Provided records –

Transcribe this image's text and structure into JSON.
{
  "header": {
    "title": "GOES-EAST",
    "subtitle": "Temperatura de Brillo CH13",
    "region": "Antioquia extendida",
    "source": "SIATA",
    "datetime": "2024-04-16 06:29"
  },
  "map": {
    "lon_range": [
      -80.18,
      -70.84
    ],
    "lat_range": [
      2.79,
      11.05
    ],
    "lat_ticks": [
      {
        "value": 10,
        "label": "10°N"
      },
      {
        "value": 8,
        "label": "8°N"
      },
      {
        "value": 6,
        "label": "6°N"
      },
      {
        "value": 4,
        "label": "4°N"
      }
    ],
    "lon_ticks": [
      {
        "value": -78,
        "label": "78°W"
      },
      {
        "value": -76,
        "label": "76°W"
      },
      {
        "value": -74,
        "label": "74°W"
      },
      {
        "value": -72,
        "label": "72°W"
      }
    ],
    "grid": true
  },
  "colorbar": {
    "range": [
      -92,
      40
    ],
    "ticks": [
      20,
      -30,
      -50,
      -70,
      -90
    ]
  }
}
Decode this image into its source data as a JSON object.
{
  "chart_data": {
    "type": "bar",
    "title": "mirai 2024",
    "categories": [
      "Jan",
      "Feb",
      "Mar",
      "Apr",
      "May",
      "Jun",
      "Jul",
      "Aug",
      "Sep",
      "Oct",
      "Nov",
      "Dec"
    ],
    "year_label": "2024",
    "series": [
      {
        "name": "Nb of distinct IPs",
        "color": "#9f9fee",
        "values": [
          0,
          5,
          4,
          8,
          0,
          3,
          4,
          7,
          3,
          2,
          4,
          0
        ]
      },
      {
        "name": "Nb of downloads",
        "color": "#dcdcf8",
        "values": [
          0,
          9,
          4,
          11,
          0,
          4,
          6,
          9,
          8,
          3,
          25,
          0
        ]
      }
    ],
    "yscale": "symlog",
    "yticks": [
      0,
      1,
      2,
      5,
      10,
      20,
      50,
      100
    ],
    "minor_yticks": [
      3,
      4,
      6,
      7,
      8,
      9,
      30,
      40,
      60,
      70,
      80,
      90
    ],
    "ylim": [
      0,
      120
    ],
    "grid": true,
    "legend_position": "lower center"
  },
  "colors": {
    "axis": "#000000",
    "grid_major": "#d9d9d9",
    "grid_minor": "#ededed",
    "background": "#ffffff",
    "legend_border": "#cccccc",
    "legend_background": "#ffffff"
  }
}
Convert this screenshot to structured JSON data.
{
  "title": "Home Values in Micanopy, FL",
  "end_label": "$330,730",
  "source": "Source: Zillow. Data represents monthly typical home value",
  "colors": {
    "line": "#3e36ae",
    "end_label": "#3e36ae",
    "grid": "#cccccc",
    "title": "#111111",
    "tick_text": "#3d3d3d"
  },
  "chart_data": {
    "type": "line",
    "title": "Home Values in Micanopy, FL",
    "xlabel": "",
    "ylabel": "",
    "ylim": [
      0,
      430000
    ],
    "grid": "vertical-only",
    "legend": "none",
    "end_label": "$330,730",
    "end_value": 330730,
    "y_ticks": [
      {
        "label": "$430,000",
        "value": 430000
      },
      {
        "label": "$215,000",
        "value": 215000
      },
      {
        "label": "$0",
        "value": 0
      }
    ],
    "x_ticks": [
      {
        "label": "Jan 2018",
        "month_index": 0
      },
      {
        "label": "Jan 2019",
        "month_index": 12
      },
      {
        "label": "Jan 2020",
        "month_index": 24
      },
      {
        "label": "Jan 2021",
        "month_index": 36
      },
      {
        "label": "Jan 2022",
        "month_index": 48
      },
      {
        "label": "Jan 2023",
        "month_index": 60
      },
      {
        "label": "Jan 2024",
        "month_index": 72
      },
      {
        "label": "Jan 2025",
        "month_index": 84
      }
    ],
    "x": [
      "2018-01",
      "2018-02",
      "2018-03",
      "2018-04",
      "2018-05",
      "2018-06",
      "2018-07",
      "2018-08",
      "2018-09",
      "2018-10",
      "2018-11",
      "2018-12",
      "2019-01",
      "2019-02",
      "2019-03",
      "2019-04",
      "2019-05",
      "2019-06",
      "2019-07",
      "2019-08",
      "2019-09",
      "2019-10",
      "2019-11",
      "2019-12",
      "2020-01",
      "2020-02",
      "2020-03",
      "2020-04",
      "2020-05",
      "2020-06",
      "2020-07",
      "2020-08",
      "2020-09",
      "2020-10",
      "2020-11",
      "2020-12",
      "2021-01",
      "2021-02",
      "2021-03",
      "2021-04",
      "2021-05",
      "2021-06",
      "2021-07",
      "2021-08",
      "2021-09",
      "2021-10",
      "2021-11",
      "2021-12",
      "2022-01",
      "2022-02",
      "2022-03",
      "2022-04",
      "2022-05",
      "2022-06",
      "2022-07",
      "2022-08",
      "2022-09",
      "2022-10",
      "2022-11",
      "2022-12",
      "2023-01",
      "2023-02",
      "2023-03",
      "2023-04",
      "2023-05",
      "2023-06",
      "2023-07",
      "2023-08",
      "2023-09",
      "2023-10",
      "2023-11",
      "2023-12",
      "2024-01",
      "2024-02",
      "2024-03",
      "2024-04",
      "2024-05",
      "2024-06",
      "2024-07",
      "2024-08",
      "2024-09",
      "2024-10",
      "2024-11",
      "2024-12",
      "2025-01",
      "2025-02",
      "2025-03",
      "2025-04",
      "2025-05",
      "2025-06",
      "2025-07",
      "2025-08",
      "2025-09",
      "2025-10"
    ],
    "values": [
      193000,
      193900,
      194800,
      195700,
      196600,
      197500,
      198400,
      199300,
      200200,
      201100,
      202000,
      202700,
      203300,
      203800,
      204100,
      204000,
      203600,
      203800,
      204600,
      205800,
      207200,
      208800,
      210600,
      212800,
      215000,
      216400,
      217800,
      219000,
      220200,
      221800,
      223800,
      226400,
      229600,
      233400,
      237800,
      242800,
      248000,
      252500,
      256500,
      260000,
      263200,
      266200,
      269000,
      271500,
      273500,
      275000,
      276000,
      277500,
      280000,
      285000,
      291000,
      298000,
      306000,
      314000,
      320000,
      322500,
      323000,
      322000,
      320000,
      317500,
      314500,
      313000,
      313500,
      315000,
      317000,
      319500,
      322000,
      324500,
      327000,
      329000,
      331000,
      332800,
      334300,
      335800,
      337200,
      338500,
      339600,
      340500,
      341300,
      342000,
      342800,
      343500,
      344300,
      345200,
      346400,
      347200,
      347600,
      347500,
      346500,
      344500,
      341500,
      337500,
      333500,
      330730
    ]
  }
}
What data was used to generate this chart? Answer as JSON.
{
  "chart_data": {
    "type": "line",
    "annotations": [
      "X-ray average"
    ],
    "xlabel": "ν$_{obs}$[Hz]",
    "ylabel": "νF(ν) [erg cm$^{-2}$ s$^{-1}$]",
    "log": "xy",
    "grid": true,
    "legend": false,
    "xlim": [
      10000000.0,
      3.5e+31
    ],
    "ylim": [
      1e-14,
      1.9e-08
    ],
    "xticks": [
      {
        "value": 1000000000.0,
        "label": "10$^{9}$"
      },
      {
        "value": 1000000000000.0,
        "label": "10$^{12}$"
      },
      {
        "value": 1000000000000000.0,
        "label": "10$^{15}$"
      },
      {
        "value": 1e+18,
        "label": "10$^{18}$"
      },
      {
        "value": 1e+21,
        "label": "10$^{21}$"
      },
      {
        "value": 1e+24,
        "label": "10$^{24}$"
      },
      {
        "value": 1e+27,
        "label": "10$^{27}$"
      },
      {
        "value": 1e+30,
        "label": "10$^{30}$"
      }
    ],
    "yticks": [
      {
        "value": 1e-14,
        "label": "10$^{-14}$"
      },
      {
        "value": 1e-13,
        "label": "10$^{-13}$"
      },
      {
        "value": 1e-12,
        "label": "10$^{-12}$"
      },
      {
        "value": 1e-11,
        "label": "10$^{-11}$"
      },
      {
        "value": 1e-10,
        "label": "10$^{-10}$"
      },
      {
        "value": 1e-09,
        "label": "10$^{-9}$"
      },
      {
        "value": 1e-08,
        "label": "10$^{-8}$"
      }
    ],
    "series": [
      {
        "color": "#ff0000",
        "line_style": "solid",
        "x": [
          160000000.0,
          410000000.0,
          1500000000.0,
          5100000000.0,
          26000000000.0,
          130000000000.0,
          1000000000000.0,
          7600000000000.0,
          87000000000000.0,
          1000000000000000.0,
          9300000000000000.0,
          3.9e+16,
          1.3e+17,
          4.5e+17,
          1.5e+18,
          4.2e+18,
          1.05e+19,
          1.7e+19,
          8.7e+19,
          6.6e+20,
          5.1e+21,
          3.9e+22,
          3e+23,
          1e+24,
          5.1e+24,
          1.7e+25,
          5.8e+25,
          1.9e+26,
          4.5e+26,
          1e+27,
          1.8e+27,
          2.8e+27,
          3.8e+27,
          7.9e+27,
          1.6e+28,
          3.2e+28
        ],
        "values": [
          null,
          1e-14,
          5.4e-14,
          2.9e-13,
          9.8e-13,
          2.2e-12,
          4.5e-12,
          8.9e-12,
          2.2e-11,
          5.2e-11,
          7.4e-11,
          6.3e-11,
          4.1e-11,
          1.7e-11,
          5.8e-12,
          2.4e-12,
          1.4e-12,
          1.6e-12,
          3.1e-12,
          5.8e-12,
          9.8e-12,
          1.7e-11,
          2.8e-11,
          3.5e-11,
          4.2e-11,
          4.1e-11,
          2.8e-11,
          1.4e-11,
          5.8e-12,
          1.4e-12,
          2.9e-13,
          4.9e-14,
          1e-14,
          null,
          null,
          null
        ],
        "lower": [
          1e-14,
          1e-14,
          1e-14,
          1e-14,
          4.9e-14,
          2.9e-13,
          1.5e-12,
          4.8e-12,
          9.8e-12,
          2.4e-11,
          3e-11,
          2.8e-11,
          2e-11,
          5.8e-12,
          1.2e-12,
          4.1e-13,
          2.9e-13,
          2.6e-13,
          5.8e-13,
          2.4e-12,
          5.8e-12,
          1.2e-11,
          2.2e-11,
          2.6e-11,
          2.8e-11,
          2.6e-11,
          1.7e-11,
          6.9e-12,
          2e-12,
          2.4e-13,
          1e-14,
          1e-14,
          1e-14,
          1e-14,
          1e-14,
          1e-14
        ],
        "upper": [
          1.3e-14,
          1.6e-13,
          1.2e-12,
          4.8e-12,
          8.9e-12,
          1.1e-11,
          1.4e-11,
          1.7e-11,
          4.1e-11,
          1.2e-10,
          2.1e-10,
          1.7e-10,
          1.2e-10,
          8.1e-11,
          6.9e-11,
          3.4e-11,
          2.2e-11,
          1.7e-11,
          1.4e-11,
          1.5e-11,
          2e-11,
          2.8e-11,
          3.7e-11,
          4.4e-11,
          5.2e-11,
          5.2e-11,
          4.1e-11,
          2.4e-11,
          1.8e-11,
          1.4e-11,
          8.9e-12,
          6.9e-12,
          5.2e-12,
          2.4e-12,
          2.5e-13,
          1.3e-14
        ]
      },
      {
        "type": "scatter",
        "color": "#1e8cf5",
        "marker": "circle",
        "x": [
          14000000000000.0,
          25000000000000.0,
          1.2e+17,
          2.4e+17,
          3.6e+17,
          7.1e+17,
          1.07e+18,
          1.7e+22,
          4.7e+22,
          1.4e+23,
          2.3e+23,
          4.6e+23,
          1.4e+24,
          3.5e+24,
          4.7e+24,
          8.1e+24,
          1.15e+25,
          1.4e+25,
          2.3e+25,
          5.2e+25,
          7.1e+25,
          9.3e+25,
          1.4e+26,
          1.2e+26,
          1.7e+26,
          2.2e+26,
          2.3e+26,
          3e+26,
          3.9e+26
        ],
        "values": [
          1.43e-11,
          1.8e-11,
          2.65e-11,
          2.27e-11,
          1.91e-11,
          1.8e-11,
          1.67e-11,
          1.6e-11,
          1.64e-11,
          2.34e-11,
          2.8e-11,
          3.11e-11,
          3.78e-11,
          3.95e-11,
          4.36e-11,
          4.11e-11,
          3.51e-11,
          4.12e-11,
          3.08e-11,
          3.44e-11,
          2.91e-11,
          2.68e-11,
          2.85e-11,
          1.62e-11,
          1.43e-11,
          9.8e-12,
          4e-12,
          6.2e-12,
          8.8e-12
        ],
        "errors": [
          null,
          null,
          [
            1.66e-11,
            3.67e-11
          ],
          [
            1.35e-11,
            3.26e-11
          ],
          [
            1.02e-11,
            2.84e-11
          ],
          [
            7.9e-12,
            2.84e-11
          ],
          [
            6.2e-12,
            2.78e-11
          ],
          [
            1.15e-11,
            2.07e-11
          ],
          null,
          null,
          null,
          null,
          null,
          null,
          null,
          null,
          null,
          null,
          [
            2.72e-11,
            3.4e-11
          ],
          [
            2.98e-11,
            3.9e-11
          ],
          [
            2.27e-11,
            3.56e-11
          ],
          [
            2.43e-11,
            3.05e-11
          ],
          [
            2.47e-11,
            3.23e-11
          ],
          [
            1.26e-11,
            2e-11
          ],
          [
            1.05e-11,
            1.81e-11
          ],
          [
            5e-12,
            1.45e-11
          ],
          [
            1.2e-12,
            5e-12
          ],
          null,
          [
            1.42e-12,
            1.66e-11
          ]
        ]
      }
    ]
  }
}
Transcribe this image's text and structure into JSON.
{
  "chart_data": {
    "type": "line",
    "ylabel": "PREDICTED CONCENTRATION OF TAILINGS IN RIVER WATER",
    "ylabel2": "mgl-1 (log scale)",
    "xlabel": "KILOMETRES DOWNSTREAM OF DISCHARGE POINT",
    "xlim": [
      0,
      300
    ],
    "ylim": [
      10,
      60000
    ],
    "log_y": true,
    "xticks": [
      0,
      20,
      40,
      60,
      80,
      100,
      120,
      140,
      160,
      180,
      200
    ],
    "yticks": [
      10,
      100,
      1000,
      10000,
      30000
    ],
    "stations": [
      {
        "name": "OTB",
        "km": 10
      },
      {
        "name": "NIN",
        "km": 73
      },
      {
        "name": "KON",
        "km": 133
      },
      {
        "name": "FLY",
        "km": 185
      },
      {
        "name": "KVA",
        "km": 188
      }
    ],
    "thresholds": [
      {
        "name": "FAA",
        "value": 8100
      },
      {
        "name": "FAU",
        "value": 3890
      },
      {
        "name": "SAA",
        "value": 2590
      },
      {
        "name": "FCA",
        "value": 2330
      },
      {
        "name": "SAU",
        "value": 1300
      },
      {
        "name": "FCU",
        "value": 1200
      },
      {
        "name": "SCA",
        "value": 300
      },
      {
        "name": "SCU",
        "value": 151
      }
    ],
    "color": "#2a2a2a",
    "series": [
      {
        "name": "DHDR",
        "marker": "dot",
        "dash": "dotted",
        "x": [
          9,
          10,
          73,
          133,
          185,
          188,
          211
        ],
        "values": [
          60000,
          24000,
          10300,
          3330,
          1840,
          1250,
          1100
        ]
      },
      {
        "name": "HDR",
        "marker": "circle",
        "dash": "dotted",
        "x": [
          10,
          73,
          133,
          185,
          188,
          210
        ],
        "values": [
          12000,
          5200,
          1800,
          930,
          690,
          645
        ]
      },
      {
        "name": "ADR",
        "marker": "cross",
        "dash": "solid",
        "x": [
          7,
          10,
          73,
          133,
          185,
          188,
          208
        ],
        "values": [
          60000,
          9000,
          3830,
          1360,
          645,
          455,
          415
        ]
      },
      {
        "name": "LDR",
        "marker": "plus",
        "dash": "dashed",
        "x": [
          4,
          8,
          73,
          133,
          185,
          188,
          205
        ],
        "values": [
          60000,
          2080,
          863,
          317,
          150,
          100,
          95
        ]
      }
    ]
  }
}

Exercise details –
Where a line above contains the word "source", copy that line.

Answer for this exercise –
    "source": "SIATA",
Decode this image into its source data as a JSON object.
  "source": "Source: Zillow. Data represents monthly typical home value",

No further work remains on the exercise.